Being part of Boy Scouts of America, Alex Sturgill knew the Scout’s promise.
Between the Tenderfoot and Second Class ranks, though, he said he was really losing interest in Boy Scouts and didn’t want to continue.
Then his grandfather died, and he had wanted Sturgill to work up to the highest honor: Eagle Scout.
“He wanted me to become an Eagle Scout, so I promised him I would,” Sturgill said. “He really wanted me to pursue this, so I did it.”
Sturgill came up with a project in 2019, stayed devoted even through the COVID-19 pandemic and recently went through his court of honor, officially being named an Eagle Scout.
His project involved building six wooden shelving units for I Care Ministries Food Pantry, which operates out of Seymour Harvest Church.
“It was actually really satisfying. I enjoyed it,” the 18-year-old said. “The feeling of accomplishment was nice. So were the comments about the shelves because I believe it significantly improved the food pantry’s efficiency.”
Sturgill said he started with Cub Scouts in first grade after his parents, Brian and Nicole Sturgill, encouraged him to join to learn some basic life skills. A few years in, he joined Boy Scouts.
“I learned stuff from geography to just communication skills,” he said. “My communication skills have improved significantly since I joined Scouting. It has also taught me significant leadership qualities that I see kind of lacking in today’s society. It has really helped in not only leadership, I know how to start a fire, tie a knot, cook bacon.”

* Exercise 1 *
Rewrite the Eagle Scout article between "His project involved" and "joined Boy Scouts.", inclusive, substituting "storage racks" for "shelves".
* Exercise 2 *
Write the next part of the article about Alex Sturgill becoming an Eagle Scout, picking up after its final sentence.

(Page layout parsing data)
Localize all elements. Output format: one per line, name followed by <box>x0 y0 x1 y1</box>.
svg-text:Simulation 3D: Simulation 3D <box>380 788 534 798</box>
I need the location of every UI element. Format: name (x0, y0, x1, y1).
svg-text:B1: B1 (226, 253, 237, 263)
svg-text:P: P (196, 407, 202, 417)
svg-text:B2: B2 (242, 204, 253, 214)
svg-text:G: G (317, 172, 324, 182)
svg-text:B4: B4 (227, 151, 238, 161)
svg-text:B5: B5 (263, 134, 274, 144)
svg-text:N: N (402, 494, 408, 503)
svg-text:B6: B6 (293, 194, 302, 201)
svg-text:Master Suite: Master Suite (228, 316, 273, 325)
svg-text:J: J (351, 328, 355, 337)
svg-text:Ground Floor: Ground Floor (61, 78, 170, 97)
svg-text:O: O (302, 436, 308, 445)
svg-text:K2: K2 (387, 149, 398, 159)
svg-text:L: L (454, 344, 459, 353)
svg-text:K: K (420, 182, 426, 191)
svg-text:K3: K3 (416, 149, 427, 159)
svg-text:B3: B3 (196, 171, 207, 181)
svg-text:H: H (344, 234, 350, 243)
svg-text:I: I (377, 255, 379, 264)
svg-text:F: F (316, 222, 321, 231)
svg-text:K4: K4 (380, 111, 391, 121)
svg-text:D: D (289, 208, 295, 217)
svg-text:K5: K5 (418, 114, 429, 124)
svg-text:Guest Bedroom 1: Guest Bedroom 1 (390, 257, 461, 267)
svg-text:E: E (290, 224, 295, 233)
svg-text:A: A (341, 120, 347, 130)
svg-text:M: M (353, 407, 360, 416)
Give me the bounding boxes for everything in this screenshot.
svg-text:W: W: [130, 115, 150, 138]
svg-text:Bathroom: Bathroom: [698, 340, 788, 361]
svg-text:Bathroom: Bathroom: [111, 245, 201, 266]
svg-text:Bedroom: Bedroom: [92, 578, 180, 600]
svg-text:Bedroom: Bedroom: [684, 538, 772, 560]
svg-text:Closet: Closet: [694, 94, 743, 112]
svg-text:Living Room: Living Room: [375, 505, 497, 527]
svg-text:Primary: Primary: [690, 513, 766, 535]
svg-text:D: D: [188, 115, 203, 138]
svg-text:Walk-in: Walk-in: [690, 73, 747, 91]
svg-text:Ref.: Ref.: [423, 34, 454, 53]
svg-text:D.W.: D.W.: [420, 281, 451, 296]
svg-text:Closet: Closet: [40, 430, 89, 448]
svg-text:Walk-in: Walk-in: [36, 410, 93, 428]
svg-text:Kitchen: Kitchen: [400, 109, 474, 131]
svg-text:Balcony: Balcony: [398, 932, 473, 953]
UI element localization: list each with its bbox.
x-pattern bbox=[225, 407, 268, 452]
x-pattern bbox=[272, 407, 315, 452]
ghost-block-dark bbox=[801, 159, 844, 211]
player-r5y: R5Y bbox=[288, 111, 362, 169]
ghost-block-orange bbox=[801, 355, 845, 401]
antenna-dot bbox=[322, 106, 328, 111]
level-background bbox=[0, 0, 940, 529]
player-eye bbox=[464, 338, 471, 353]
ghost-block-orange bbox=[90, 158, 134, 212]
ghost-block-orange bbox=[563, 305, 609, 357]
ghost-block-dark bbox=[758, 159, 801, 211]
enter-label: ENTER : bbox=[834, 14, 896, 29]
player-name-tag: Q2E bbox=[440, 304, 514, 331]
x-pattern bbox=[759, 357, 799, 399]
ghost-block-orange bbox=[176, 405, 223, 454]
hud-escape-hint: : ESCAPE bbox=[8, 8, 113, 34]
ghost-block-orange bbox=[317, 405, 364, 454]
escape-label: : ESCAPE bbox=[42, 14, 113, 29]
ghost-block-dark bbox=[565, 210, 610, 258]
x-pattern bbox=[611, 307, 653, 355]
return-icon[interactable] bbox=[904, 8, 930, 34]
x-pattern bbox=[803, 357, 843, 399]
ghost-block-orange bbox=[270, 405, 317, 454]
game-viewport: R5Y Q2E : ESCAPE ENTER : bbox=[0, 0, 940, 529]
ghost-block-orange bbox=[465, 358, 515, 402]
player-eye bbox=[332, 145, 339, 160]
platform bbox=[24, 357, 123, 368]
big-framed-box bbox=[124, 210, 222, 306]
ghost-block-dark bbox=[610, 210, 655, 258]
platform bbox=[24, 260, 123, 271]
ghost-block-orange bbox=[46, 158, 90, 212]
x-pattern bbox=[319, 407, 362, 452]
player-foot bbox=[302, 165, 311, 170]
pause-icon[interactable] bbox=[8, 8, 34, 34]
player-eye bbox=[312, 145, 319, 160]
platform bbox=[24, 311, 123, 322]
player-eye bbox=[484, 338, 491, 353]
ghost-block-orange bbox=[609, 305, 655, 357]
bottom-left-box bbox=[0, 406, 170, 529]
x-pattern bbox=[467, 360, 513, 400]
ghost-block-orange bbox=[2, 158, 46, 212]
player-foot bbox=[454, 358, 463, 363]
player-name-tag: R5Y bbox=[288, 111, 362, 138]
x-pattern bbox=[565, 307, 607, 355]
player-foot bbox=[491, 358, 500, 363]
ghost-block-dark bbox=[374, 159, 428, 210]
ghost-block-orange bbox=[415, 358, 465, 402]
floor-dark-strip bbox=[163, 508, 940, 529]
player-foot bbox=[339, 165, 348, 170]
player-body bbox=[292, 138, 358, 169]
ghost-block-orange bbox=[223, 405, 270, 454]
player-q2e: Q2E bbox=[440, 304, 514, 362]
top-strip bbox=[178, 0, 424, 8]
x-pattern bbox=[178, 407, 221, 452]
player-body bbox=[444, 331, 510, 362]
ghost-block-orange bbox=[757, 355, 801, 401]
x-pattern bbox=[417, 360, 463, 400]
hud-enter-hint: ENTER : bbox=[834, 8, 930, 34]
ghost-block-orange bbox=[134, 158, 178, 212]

* Task response 1 *
His project involved building six wooden shelving units for I Care Ministries Food Pantry, which operates out of Seymour Harvest Church.
“It was actually really satisfying. I enjoyed it,” the 18-year-old said. “The feeling of accomplishment was nice. So were the comments about the storage racks because I believe it significantly improved the food pantry’s efficiency.”
Sturgill said he started with Cub Scouts in first grade after his parents, Brian and Nicole Sturgill, encouraged him to join to learn some basic life skills. A few years in, he joined Boy Scouts.

* Task response 2 *
He also was nominated to join Scouting’s national honor society, Order of the Arrow, and the Hoosier Trails Council’s leadership executive committee.
Those unique experiences, plus the influence of his grandfather, encouraged Sturgill to work up to Eagle Scout.
In 2019, he had been volunteering at the food pantry for nearly two years and saw how disorganized it was in terms of shelving and storage.
“I always asked them to help (in the pantry). I just enjoy helping people, and it’s just fun to help people who need it. I really got joy from that,” Sturgill said. “They had boxes just stacked on top of each other. It was very unstable, and I was like, ‘Shelving units would make this a much easier process and safer for storage, reduce accidents.’ I asked if I could build shelves, and they said, ‘Yes.’”
He then submitted his project application, which included what he was going to do, a design for the shelves and a list of the materials needed.
Once that was approved, he gathered the materials and kept track of the hours he put into making the six shelving units. Sturgill estimated that took 70-plus hours.
The pandemic presented some challenges and delayed installation of the shelves until January 2021. By that point, the church and pantry also had moved from near downtown Seymour to the far east side of the city along U.S. 31.
Sturgill received help building the shelves from his father and also fellow Scout Carter Murphy.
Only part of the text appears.